WHAT YOU SHOULD DO: All of the material below is to be returned exactly.

— Start —

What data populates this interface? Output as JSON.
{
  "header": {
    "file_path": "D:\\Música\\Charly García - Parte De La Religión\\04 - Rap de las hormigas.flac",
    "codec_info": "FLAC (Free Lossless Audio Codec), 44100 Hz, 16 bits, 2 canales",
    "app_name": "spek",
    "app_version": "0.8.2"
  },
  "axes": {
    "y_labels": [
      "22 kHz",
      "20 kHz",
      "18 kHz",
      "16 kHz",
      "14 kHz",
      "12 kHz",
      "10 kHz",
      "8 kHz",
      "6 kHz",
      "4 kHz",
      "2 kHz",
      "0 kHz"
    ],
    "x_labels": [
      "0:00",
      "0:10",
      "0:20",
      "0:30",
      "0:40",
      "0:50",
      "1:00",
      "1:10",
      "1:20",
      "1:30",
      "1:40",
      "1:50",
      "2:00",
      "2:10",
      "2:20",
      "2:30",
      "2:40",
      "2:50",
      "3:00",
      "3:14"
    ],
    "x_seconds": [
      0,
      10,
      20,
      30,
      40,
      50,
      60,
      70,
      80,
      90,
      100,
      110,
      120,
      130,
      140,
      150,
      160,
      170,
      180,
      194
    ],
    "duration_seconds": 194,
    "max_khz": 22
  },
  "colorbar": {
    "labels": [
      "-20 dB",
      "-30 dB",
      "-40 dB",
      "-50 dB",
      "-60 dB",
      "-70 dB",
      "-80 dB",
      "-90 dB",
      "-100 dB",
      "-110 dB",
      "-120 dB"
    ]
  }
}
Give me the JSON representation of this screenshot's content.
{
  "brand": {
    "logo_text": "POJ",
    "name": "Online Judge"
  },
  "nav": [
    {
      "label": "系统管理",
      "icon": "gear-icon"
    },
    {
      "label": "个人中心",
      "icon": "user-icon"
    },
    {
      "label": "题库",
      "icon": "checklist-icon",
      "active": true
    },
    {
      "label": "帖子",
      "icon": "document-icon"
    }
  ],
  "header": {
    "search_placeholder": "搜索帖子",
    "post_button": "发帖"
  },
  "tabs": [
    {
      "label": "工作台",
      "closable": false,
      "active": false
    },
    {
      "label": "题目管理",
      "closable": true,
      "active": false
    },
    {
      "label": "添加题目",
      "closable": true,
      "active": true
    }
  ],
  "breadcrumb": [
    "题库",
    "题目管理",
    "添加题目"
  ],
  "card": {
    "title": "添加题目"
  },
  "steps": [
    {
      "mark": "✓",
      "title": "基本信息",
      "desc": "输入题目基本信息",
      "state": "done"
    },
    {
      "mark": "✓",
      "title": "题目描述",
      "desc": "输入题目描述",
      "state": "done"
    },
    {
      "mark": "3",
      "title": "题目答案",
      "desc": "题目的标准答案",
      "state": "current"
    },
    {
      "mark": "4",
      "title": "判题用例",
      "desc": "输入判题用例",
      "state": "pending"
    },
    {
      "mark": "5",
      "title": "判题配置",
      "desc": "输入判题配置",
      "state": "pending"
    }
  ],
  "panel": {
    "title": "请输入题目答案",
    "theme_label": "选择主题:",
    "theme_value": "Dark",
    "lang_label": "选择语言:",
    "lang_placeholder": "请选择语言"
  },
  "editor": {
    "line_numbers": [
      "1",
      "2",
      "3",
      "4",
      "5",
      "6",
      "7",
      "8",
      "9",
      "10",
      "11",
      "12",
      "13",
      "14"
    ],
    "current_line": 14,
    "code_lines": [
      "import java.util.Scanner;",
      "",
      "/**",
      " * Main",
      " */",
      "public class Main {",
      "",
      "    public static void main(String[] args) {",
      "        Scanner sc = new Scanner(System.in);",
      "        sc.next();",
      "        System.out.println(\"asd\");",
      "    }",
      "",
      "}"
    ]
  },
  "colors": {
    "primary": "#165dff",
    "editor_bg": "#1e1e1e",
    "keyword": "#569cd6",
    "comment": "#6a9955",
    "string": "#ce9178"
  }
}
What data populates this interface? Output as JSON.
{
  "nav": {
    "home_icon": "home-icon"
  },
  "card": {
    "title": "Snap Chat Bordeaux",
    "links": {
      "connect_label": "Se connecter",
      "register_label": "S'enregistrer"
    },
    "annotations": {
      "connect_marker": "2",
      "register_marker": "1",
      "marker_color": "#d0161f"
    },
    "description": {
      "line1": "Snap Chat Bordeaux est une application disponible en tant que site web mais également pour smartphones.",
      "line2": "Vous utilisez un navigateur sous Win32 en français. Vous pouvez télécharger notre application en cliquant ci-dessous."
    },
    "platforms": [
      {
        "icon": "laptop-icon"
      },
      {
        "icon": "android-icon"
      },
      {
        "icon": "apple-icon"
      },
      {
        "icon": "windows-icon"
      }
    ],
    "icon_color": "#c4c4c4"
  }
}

— End —

RESPONSE BELOW:
What data populates this interface? Output as JSON.
{
  "header": {
    "file_path": "D:\\Música\\Charly García - Parte De La Religión\\04 - Rap de las hormigas.flac",
    "codec_info": "FLAC (Free Lossless Audio Codec), 44100 Hz, 16 bits, 2 canales",
    "app_name": "spek",
    "app_version": "0.8.2"
  },
  "axes": {
    "y_labels": [
      "22 kHz",
      "20 kHz",
      "18 kHz",
      "16 kHz",
      "14 kHz",
      "12 kHz",
      "10 kHz",
      "8 kHz",
      "6 kHz",
      "4 kHz",
      "2 kHz",
      "0 kHz"
    ],
    "x_labels": [
      "0:00",
      "0:10",
      "0:20",
      "0:30",
      "0:40",
      "0:50",
      "1:00",
      "1:10",
      "1:20",
      "1:30",
      "1:40",
      "1:50",
      "2:00",
      "2:10",
      "2:20",
      "2:30",
      "2:40",
      "2:50",
      "3:00",
      "3:14"
    ],
    "x_seconds": [
      0,
      10,
      20,
      30,
      40,
      50,
      60,
      70,
      80,
      90,
      100,
      110,
      120,
      130,
      140,
      150,
      160,
      170,
      180,
      194
    ],
    "duration_seconds": 194,
    "max_khz": 22
  },
  "colorbar": {
    "labels": [
      "-20 dB",
      "-30 dB",
      "-40 dB",
      "-50 dB",
      "-60 dB",
      "-70 dB",
      "-80 dB",
      "-90 dB",
      "-100 dB",
      "-110 dB",
      "-120 dB"
    ]
  }
}
Give me the JSON representation of this screenshot's content.
{
  "brand": {
    "logo_text": "POJ",
    "name": "Online Judge"
  },
  "nav": [
    {
      "label": "系统管理",
      "icon": "gear-icon"
    },
    {
      "label": "个人中心",
      "icon": "user-icon"
    },
    {
      "label": "题库",
      "icon": "checklist-icon",
      "active": true
    },
    {
      "label": "帖子",
      "icon": "document-icon"
    }
  ],
  "header": {
    "search_placeholder": "搜索帖子",
    "post_button": "发帖"
  },
  "tabs": [
    {
      "label": "工作台",
      "closable": false,
      "active": false
    },
    {
      "label": "题目管理",
      "closable": true,
      "active": false
    },
    {
      "label": "添加题目",
      "closable": true,
      "active": true
    }
  ],
  "breadcrumb": [
    "题库",
    "题目管理",
    "添加题目"
  ],
  "card": {
    "title": "添加题目"
  },
  "steps": [
    {
      "mark": "✓",
      "title": "基本信息",
      "desc": "输入题目基本信息",
      "state": "done"
    },
    {
      "mark": "✓",
      "title": "题目描述",
      "desc": "输入题目描述",
      "state": "done"
    },
    {
      "mark": "3",
      "title": "题目答案",
      "desc": "题目的标准答案",
      "state": "current"
    },
    {
      "mark": "4",
      "title": "判题用例",
      "desc": "输入判题用例",
      "state": "pending"
    },
    {
      "mark": "5",
      "title": "判题配置",
      "desc": "输入判题配置",
      "state": "pending"
    }
  ],
  "panel": {
    "title": "请输入题目答案",
    "theme_label": "选择主题:",
    "theme_value": "Dark",
    "lang_label": "选择语言:",
    "lang_placeholder": "请选择语言"
  },
  "editor": {
    "line_numbers": [
      "1",
      "2",
      "3",
      "4",
      "5",
      "6",
      "7",
      "8",
      "9",
      "10",
      "11",
      "12",
      "13",
      "14"
    ],
    "current_line": 14,
    "code_lines": [
      "import java.util.Scanner;",
      "",
      "/**",
      " * Main",
      " */",
      "public class Main {",
      "",
      "    public static void main(String[] args) {",
      "        Scanner sc = new Scanner(System.in);",
      "        sc.next();",
      "        System.out.println(\"asd\");",
      "    }",
      "",
      "}"
    ]
  },
  "colors": {
    "primary": "#165dff",
    "editor_bg": "#1e1e1e",
    "keyword": "#569cd6",
    "comment": "#6a9955",
    "string": "#ce9178"
  }
}
What data populates this interface? Output as JSON.
{
  "nav": {
    "home_icon": "home-icon"
  },
  "card": {
    "title": "Snap Chat Bordeaux",
    "links": {
      "connect_label": "Se connecter",
      "register_label": "S'enregistrer"
    },
    "annotations": {
      "connect_marker": "2",
      "register_marker": "1",
      "marker_color": "#d0161f"
    },
    "description": {
      "line1": "Snap Chat Bordeaux est une application disponible en tant que site web mais également pour smartphones.",
      "line2": "Vous utilisez un navigateur sous Win32 en français. Vous pouvez télécharger notre application en cliquant ci-dessous."
    },
    "platforms": [
      {
        "icon": "laptop-icon"
      },
      {
        "icon": "android-icon"
      },
      {
        "icon": "apple-icon"
      },
      {
        "icon": "windows-icon"
      }
    ],
    "icon_color": "#c4c4c4"
  }
}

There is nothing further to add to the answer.